Figure dataset records:
━━━━━━━━

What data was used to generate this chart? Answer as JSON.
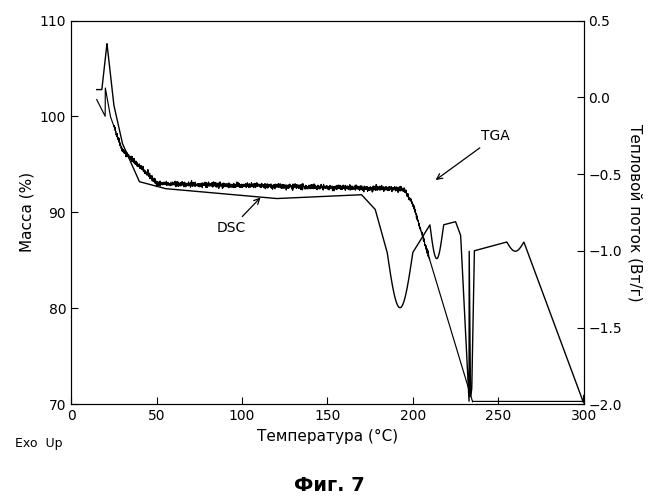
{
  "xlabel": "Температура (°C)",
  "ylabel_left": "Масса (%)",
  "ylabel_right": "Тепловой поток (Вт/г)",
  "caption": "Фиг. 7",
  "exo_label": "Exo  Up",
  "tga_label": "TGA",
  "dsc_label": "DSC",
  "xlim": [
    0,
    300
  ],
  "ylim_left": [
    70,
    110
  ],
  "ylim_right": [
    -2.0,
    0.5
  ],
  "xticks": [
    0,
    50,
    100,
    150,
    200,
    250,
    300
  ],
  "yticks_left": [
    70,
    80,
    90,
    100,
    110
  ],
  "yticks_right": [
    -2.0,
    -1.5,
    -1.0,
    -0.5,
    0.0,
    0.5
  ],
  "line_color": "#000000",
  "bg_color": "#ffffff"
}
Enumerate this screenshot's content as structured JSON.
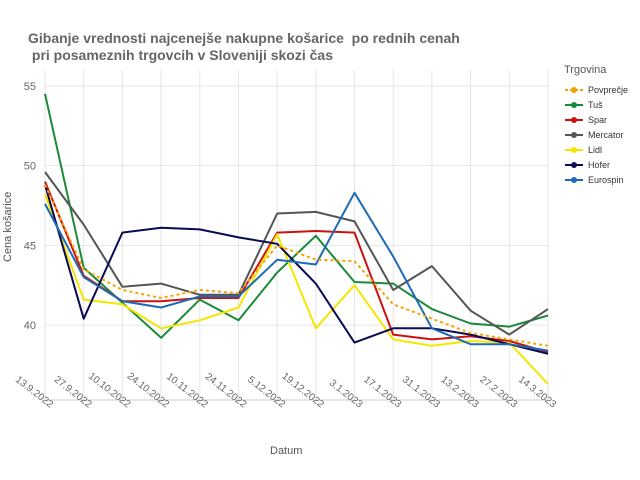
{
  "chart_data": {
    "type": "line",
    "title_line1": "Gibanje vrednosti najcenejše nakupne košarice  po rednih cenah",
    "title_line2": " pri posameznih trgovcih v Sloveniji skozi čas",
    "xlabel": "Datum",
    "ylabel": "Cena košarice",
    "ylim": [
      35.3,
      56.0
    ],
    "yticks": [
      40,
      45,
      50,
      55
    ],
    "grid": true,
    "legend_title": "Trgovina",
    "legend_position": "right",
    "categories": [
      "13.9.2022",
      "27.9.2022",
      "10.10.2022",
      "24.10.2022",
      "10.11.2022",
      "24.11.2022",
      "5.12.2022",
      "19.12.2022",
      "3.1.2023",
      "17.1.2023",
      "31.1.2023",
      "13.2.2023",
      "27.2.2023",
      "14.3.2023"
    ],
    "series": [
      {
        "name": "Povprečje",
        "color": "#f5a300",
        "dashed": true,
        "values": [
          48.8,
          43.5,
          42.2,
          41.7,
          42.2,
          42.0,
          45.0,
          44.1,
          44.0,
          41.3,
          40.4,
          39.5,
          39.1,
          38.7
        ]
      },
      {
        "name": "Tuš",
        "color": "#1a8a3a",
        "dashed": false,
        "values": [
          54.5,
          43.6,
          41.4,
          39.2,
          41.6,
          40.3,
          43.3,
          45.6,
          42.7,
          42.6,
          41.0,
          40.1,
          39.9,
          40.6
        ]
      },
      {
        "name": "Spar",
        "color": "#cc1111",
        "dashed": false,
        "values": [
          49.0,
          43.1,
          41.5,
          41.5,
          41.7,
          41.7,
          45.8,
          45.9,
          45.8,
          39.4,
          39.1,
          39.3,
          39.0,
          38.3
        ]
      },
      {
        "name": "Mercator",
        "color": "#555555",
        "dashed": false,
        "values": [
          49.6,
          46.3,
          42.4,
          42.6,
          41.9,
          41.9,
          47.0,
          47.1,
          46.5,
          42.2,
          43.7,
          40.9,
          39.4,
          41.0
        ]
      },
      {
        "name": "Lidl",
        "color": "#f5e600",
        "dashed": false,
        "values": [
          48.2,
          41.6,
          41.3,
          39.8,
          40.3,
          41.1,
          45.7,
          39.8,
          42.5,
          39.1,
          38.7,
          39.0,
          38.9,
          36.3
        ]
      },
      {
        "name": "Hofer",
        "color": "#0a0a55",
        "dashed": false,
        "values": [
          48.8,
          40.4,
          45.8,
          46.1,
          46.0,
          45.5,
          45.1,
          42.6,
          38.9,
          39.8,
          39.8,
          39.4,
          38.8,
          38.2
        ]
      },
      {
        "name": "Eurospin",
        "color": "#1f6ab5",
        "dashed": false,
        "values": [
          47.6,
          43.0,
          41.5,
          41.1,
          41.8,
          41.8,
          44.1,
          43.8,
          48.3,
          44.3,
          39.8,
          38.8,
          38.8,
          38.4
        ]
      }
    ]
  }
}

━━━━━━━━

### [Directions for this task]
Each record must be quoted in full and exactly. Do not include the pictures.

### [Expected output]
What data was used to generate this chart? Answer as JSON.
{
  "xlabel": "Температура (°C)",
  "ylabel_left": "Масса (%)",
  "ylabel_right": "Тепловой поток (Вт/г)",
  "caption": "Фиг. 7",
  "exo_label": "Exo  Up",
  "tga_label": "TGA",
  "dsc_label": "DSC",
  "xlim": [
    0,
    300
  ],
  "ylim_left": [
    70,
    110
  ],
  "ylim_right": [
    -2.0,
    0.5
  ],
  "xticks": [
    0,
    50,
    100,
    150,
    200,
    250,
    300
  ],
  "yticks_left": [
    70,
    80,
    90,
    100,
    110
  ],
  "yticks_right": [
    -2.0,
    -1.5,
    -1.0,
    -0.5,
    0.0,
    0.5
  ],
  "line_color": "#000000",
  "bg_color": "#ffffff"
}
Enumerate this screenshot's content as structured JSON.
{
  "chart_data": {
    "type": "line",
    "title_line1": "Gibanje vrednosti najcenejše nakupne košarice  po rednih cenah",
    "title_line2": " pri posameznih trgovcih v Sloveniji skozi čas",
    "xlabel": "Datum",
    "ylabel": "Cena košarice",
    "ylim": [
      35.3,
      56.0
    ],
    "yticks": [
      40,
      45,
      50,
      55
    ],
    "grid": true,
    "legend_title": "Trgovina",
    "legend_position": "right",
    "categories": [
      "13.9.2022",
      "27.9.2022",
      "10.10.2022",
      "24.10.2022",
      "10.11.2022",
      "24.11.2022",
      "5.12.2022",
      "19.12.2022",
      "3.1.2023",
      "17.1.2023",
      "31.1.2023",
      "13.2.2023",
      "27.2.2023",
      "14.3.2023"
    ],
    "series": [
      {
        "name": "Povprečje",
        "color": "#f5a300",
        "dashed": true,
        "values": [
          48.8,
          43.5,
          42.2,
          41.7,
          42.2,
          42.0,
          45.0,
          44.1,
          44.0,
          41.3,
          40.4,
          39.5,
          39.1,
          38.7
        ]
      },
      {
        "name": "Tuš",
        "color": "#1a8a3a",
        "dashed": false,
        "values": [
          54.5,
          43.6,
          41.4,
          39.2,
          41.6,
          40.3,
          43.3,
          45.6,
          42.7,
          42.6,
          41.0,
          40.1,
          39.9,
          40.6
        ]
      },
      {
        "name": "Spar",
        "color": "#cc1111",
        "dashed": false,
        "values": [
          49.0,
          43.1,
          41.5,
          41.5,
          41.7,
          41.7,
          45.8,
          45.9,
          45.8,
          39.4,
          39.1,
          39.3,
          39.0,
          38.3
        ]
      },
      {
        "name": "Mercator",
        "color": "#555555",
        "dashed": false,
        "values": [
          49.6,
          46.3,
          42.4,
          42.6,
          41.9,
          41.9,
          47.0,
          47.1,
          46.5,
          42.2,
          43.7,
          40.9,
          39.4,
          41.0
        ]
      },
      {
        "name": "Lidl",
        "color": "#f5e600",
        "dashed": false,
        "values": [
          48.2,
          41.6,
          41.3,
          39.8,
          40.3,
          41.1,
          45.7,
          39.8,
          42.5,
          39.1,
          38.7,
          39.0,
          38.9,
          36.3
        ]
      },
      {
        "name": "Hofer",
        "color": "#0a0a55",
        "dashed": false,
        "values": [
          48.8,
          40.4,
          45.8,
          46.1,
          46.0,
          45.5,
          45.1,
          42.6,
          38.9,
          39.8,
          39.8,
          39.4,
          38.8,
          38.2
        ]
      },
      {
        "name": "Eurospin",
        "color": "#1f6ab5",
        "dashed": false,
        "values": [
          47.6,
          43.0,
          41.5,
          41.1,
          41.8,
          41.8,
          44.1,
          43.8,
          48.3,
          44.3,
          39.8,
          38.8,
          38.8,
          38.4
        ]
      }
    ]
  }
}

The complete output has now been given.